* **OBJECTIVE**
Each entry below must be repeated exactly, with pictures left out.

* **PROVIDED ENTRIES**
= = =
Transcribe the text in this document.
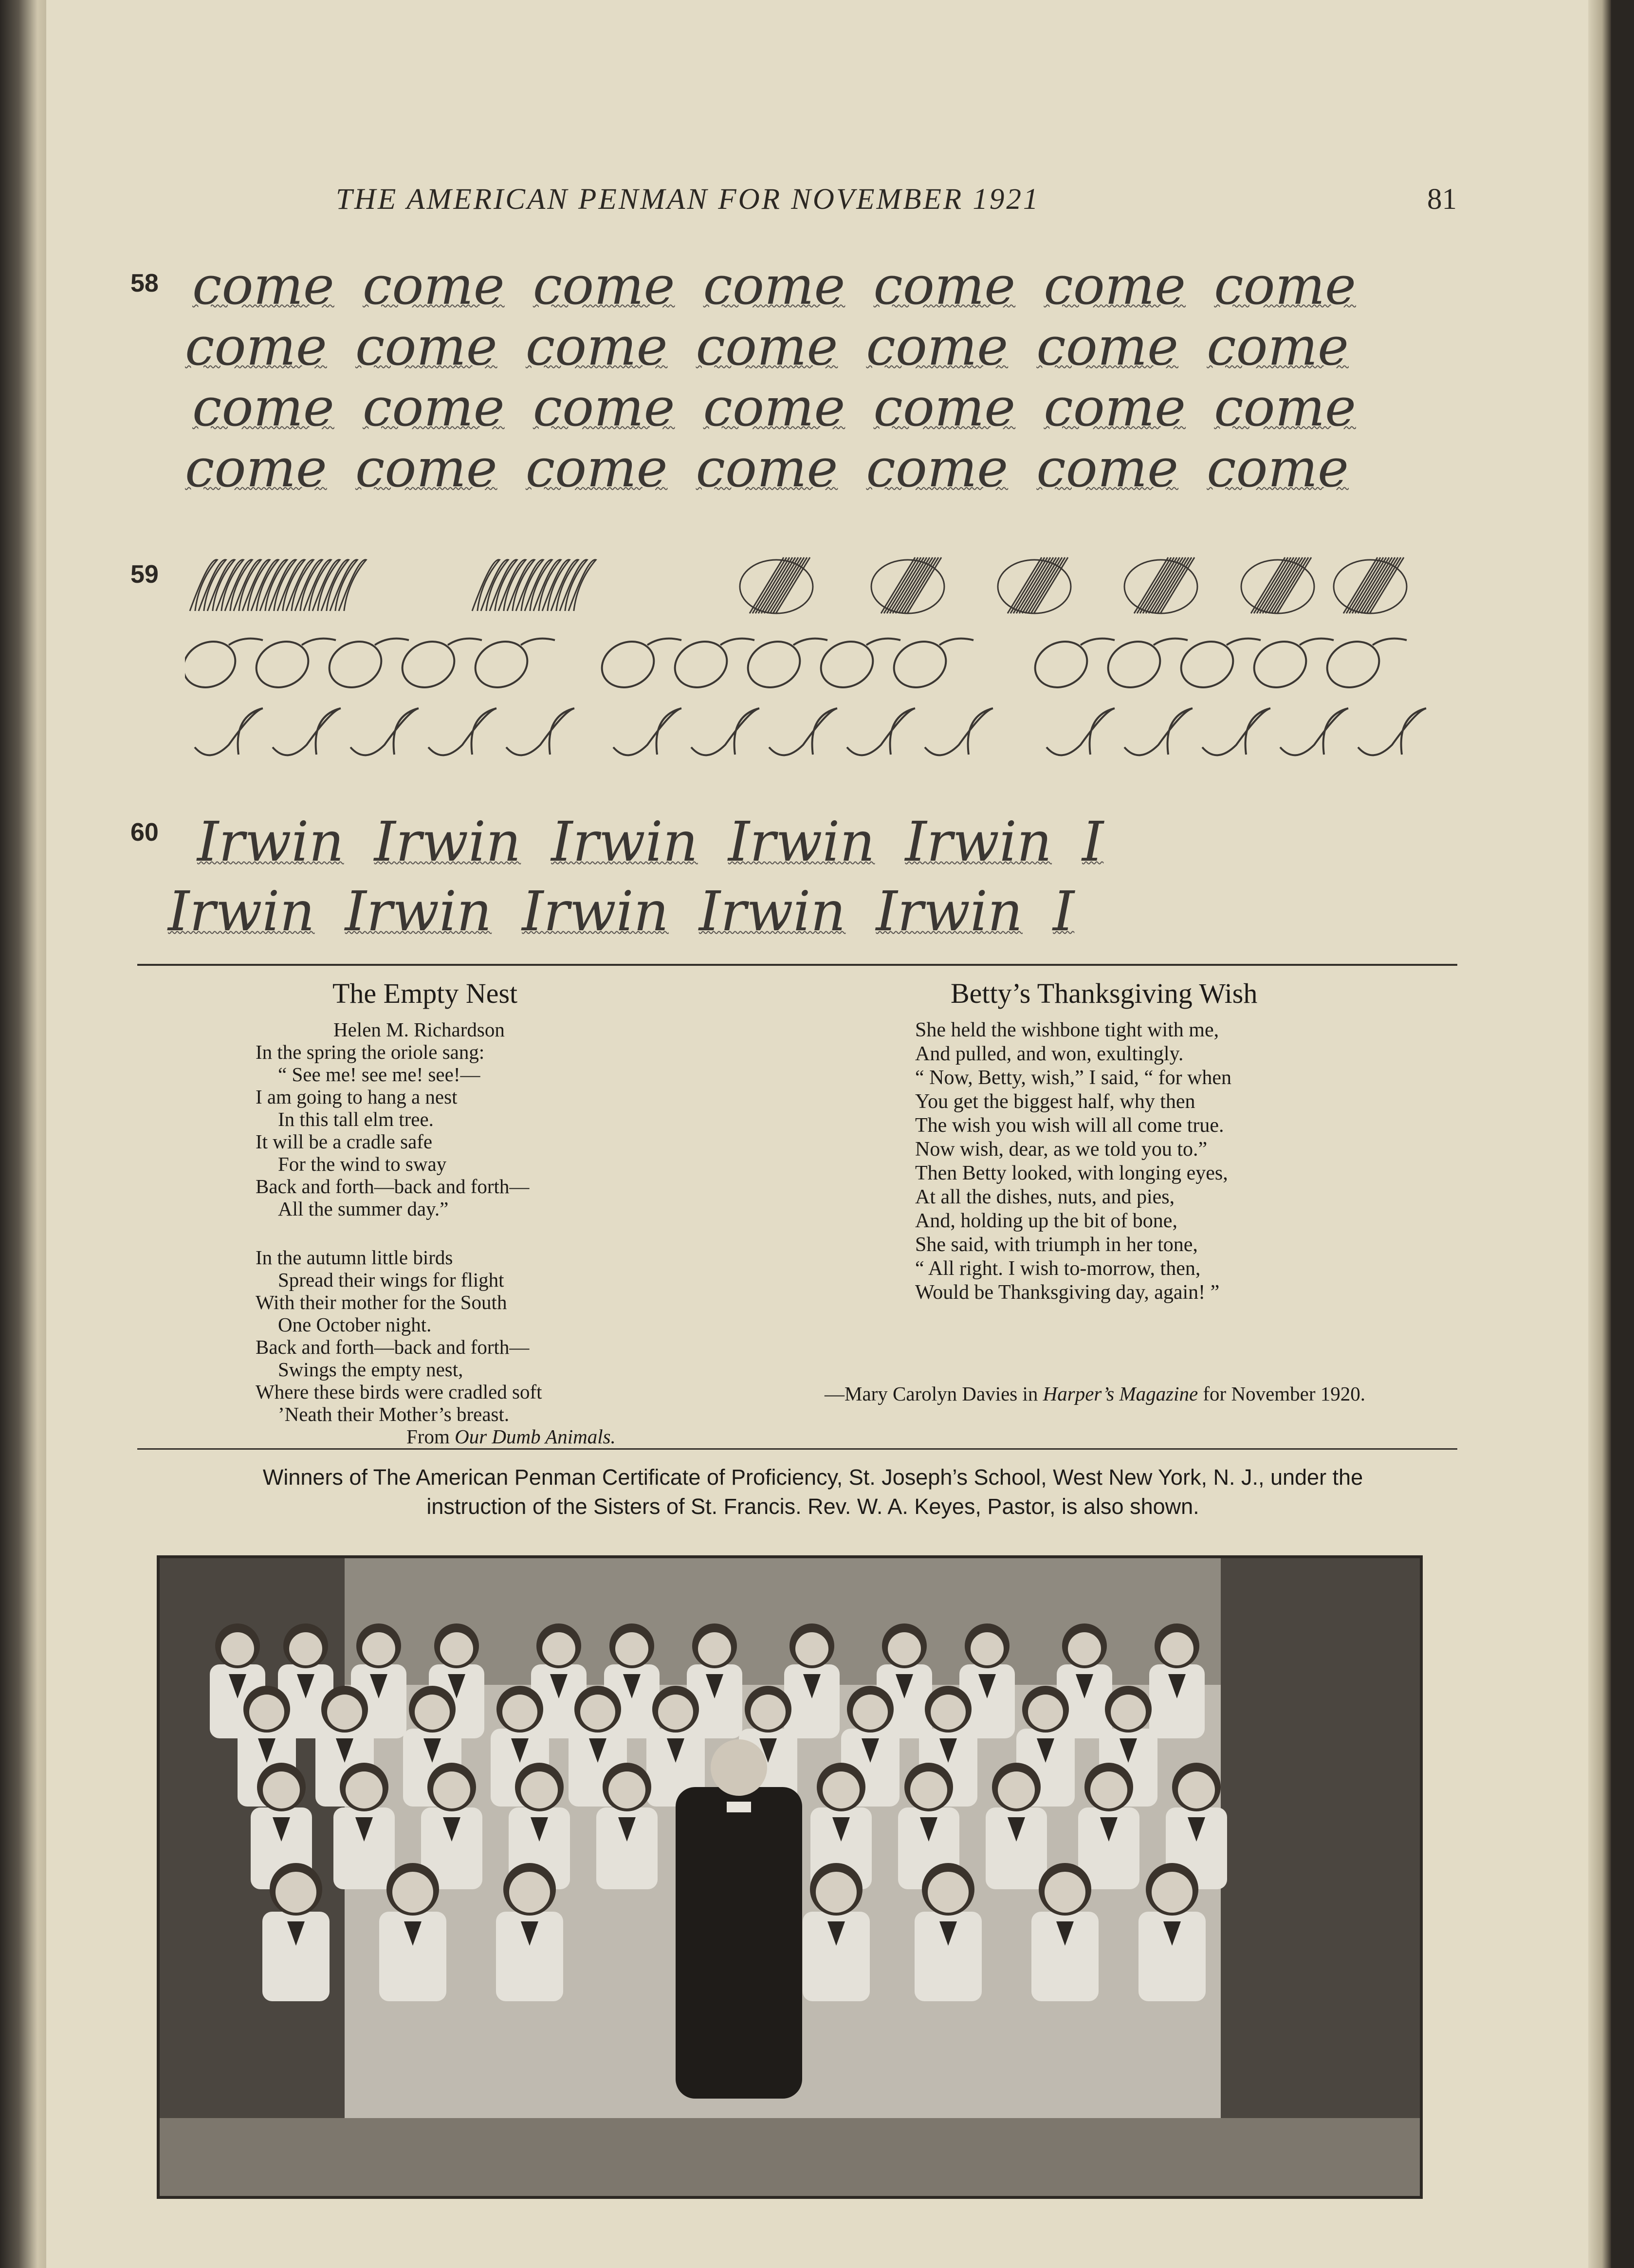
THE AMERICAN PENMAN FOR NOVEMBER 1921	81
58 come come come come come come come
come come come come come come come
come come come come come come come
come come come come come come come
59
60 Irwin Irwin Irwin Irwin Irwin I
Irwin Irwin Irwin Irwin Irwin I
The Empty Nest
Helen M. Richardson
In the spring the oriole sang:
“ See me! see me! see!—
I am going to hang a nest
In this tall elm tree.
It will be a cradle safe
For the wind to sway
Back and forth—back and forth—
All the summer day.”
In the autumn little birds
Spread their wings for flight
With their mother for the South
One October night.
Back and forth—back and forth—
Swings the empty nest,
Where these birds were cradled soft
’Neath their Mother’s breast.
From Our Dumb Animals.
Betty’s Thanksgiving Wish
She held the wishbone tight with me,
And pulled, and won, exultingly.
“ Now, Betty, wish,” I said, “ for when
You get the biggest half, why then
The wish you wish will all come true.
Now wish, dear, as we told you to.”
Then Betty looked, with longing eyes,
At all the dishes, nuts, and pies,
And, holding up the bit of bone,
She said, with triumph in her tone,
“ All right. I wish to-morrow, then,
Would be Thanksgiving day, again! ”
—Mary Carolyn Davies in Harper’s Magazine for November 1920.
Winners of The American Penman Certificate of Proficiency, St. Joseph’s School, West New York, N. J., under the
instruction of the Sisters of St. Francis. Rev. W. A. Keyes, Pastor, is also shown.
= = =
* **TASK ANSWER**
Transcribe the text in this document.
THE AMERICAN PENMAN FOR NOVEMBER 1921	81
58 come come come come come come come
come come come come come come come
come come come come come come come
come come come come come come come
59
60 Irwin Irwin Irwin Irwin Irwin I
Irwin Irwin Irwin Irwin Irwin I
The Empty Nest
Helen M. Richardson
In the spring the oriole sang:
“ See me! see me! see!—
I am going to hang a nest
In this tall elm tree.
It will be a cradle safe
For the wind to sway
Back and forth—back and forth—
All the summer day.”
In the autumn little birds
Spread their wings for flight
With their mother for the South
One October night.
Back and forth—back and forth—
Swings the empty nest,
Where these birds were cradled soft
’Neath their Mother’s breast.
From Our Dumb Animals.
Betty’s Thanksgiving Wish
She held the wishbone tight with me,
And pulled, and won, exultingly.
“ Now, Betty, wish,” I said, “ for when
You get the biggest half, why then
The wish you wish will all come true.
Now wish, dear, as we told you to.”
Then Betty looked, with longing eyes,
At all the dishes, nuts, and pies,
And, holding up the bit of bone,
She said, with triumph in her tone,
“ All right. I wish to-morrow, then,
Would be Thanksgiving day, again! ”
—Mary Carolyn Davies in Harper’s Magazine for November 1920.
Winners of The American Penman Certificate of Proficiency, St. Joseph’s School, West New York, N. J., under the
instruction of the Sisters of St. Francis. Rev. W. A. Keyes, Pastor, is also shown.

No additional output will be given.